--- Written task ---
Each record is to be printed again precisely as it reads.
--- Stored rows ---
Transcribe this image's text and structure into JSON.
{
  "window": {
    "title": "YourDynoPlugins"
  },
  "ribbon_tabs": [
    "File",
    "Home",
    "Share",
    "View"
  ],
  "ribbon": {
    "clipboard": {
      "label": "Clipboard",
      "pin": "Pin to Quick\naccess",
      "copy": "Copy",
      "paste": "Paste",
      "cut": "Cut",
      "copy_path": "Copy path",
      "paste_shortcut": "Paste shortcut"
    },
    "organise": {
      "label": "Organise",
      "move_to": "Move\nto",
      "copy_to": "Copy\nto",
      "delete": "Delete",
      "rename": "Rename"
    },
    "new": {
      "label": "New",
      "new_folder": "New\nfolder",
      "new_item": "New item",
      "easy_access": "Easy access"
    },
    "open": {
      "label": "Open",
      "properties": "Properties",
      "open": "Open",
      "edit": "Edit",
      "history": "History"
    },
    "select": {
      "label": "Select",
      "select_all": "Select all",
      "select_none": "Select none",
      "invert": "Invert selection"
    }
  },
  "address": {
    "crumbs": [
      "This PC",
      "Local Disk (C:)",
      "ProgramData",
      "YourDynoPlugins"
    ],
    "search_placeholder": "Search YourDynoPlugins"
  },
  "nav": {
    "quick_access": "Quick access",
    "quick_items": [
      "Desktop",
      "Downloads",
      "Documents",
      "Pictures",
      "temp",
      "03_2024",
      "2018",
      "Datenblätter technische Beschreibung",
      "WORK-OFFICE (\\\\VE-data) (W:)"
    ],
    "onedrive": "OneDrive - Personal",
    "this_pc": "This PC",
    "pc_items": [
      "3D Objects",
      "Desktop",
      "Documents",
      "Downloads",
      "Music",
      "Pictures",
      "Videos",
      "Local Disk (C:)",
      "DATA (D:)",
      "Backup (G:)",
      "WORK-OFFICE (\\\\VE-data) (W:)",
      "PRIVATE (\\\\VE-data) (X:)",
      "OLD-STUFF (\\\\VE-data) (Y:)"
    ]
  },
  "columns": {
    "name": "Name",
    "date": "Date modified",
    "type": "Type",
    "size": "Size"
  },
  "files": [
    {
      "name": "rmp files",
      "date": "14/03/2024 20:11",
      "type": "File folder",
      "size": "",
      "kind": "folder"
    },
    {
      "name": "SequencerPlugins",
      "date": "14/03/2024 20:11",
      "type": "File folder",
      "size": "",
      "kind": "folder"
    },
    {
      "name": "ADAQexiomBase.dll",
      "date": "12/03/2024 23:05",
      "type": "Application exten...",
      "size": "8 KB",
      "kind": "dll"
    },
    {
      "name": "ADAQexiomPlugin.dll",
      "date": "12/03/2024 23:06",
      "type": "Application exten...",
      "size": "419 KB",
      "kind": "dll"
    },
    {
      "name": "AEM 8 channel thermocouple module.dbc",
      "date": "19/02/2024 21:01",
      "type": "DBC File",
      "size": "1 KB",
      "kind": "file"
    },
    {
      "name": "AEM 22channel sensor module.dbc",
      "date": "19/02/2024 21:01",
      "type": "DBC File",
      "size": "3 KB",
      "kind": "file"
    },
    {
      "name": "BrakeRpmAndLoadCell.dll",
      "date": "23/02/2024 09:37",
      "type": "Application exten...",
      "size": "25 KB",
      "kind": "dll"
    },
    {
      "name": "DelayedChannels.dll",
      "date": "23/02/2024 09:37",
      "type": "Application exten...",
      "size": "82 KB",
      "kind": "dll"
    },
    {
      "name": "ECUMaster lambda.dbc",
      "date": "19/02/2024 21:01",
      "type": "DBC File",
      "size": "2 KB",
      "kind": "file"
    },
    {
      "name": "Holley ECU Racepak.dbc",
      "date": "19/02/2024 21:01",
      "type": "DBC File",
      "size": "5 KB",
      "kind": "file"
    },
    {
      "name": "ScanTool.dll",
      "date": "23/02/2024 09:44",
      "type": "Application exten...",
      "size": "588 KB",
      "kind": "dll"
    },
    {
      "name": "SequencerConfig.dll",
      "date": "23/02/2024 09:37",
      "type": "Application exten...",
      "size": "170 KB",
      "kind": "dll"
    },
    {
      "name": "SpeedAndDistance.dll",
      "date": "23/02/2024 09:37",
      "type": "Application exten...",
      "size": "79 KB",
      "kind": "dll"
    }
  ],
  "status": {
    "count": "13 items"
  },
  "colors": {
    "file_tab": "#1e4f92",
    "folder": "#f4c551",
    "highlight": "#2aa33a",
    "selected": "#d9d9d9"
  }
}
---
--- Solution ---
Transcribe this image's text and structure into JSON.
{
  "window": {
    "title": "YourDynoPlugins"
  },
  "ribbon_tabs": [
    "File",
    "Home",
    "Share",
    "View"
  ],
  "ribbon": {
    "clipboard": {
      "label": "Clipboard",
      "pin": "Pin to Quick\naccess",
      "copy": "Copy",
      "paste": "Paste",
      "cut": "Cut",
      "copy_path": "Copy path",
      "paste_shortcut": "Paste shortcut"
    },
    "organise": {
      "label": "Organise",
      "move_to": "Move\nto",
      "copy_to": "Copy\nto",
      "delete": "Delete",
      "rename": "Rename"
    },
    "new": {
      "label": "New",
      "new_folder": "New\nfolder",
      "new_item": "New item",
      "easy_access": "Easy access"
    },
    "open": {
      "label": "Open",
      "properties": "Properties",
      "open": "Open",
      "edit": "Edit",
      "history": "History"
    },
    "select": {
      "label": "Select",
      "select_all": "Select all",
      "select_none": "Select none",
      "invert": "Invert selection"
    }
  },
  "address": {
    "crumbs": [
      "This PC",
      "Local Disk (C:)",
      "ProgramData",
      "YourDynoPlugins"
    ],
    "search_placeholder": "Search YourDynoPlugins"
  },
  "nav": {
    "quick_access": "Quick access",
    "quick_items": [
      "Desktop",
      "Downloads",
      "Documents",
      "Pictures",
      "temp",
      "03_2024",
      "2018",
      "Datenblätter technische Beschreibung",
      "WORK-OFFICE (\\\\VE-data) (W:)"
    ],
    "onedrive": "OneDrive - Personal",
    "this_pc": "This PC",
    "pc_items": [
      "3D Objects",
      "Desktop",
      "Documents",
      "Downloads",
      "Music",
      "Pictures",
      "Videos",
      "Local Disk (C:)",
      "DATA (D:)",
      "Backup (G:)",
      "WORK-OFFICE (\\\\VE-data) (W:)",
      "PRIVATE (\\\\VE-data) (X:)",
      "OLD-STUFF (\\\\VE-data) (Y:)"
    ]
  },
  "columns": {
    "name": "Name",
    "date": "Date modified",
    "type": "Type",
    "size": "Size"
  },
  "files": [
    {
      "name": "rmp files",
      "date": "14/03/2024 20:11",
      "type": "File folder",
      "size": "",
      "kind": "folder"
    },
    {
      "name": "SequencerPlugins",
      "date": "14/03/2024 20:11",
      "type": "File folder",
      "size": "",
      "kind": "folder"
    },
    {
      "name": "ADAQexiomBase.dll",
      "date": "12/03/2024 23:05",
      "type": "Application exten...",
      "size": "8 KB",
      "kind": "dll"
    },
    {
      "name": "ADAQexiomPlugin.dll",
      "date": "12/03/2024 23:06",
      "type": "Application exten...",
      "size": "419 KB",
      "kind": "dll"
    },
    {
      "name": "AEM 8 channel thermocouple module.dbc",
      "date": "19/02/2024 21:01",
      "type": "DBC File",
      "size": "1 KB",
      "kind": "file"
    },
    {
      "name": "AEM 22channel sensor module.dbc",
      "date": "19/02/2024 21:01",
      "type": "DBC File",
      "size": "3 KB",
      "kind": "file"
    },
    {
      "name": "BrakeRpmAndLoadCell.dll",
      "date": "23/02/2024 09:37",
      "type": "Application exten...",
      "size": "25 KB",
      "kind": "dll"
    },
    {
      "name": "DelayedChannels.dll",
      "date": "23/02/2024 09:37",
      "type": "Application exten...",
      "size": "82 KB",
      "kind": "dll"
    },
    {
      "name": "ECUMaster lambda.dbc",
      "date": "19/02/2024 21:01",
      "type": "DBC File",
      "size": "2 KB",
      "kind": "file"
    },
    {
      "name": "Holley ECU Racepak.dbc",
      "date": "19/02/2024 21:01",
      "type": "DBC File",
      "size": "5 KB",
      "kind": "file"
    },
    {
      "name": "ScanTool.dll",
      "date": "23/02/2024 09:44",
      "type": "Application exten...",
      "size": "588 KB",
      "kind": "dll"
    },
    {
      "name": "SequencerConfig.dll",
      "date": "23/02/2024 09:37",
      "type": "Application exten...",
      "size": "170 KB",
      "kind": "dll"
    },
    {
      "name": "SpeedAndDistance.dll",
      "date": "23/02/2024 09:37",
      "type": "Application exten...",
      "size": "79 KB",
      "kind": "dll"
    }
  ],
  "status": {
    "count": "13 items"
  },
  "colors": {
    "file_tab": "#1e4f92",
    "folder": "#f4c551",
    "highlight": "#2aa33a",
    "selected": "#d9d9d9"
  }
}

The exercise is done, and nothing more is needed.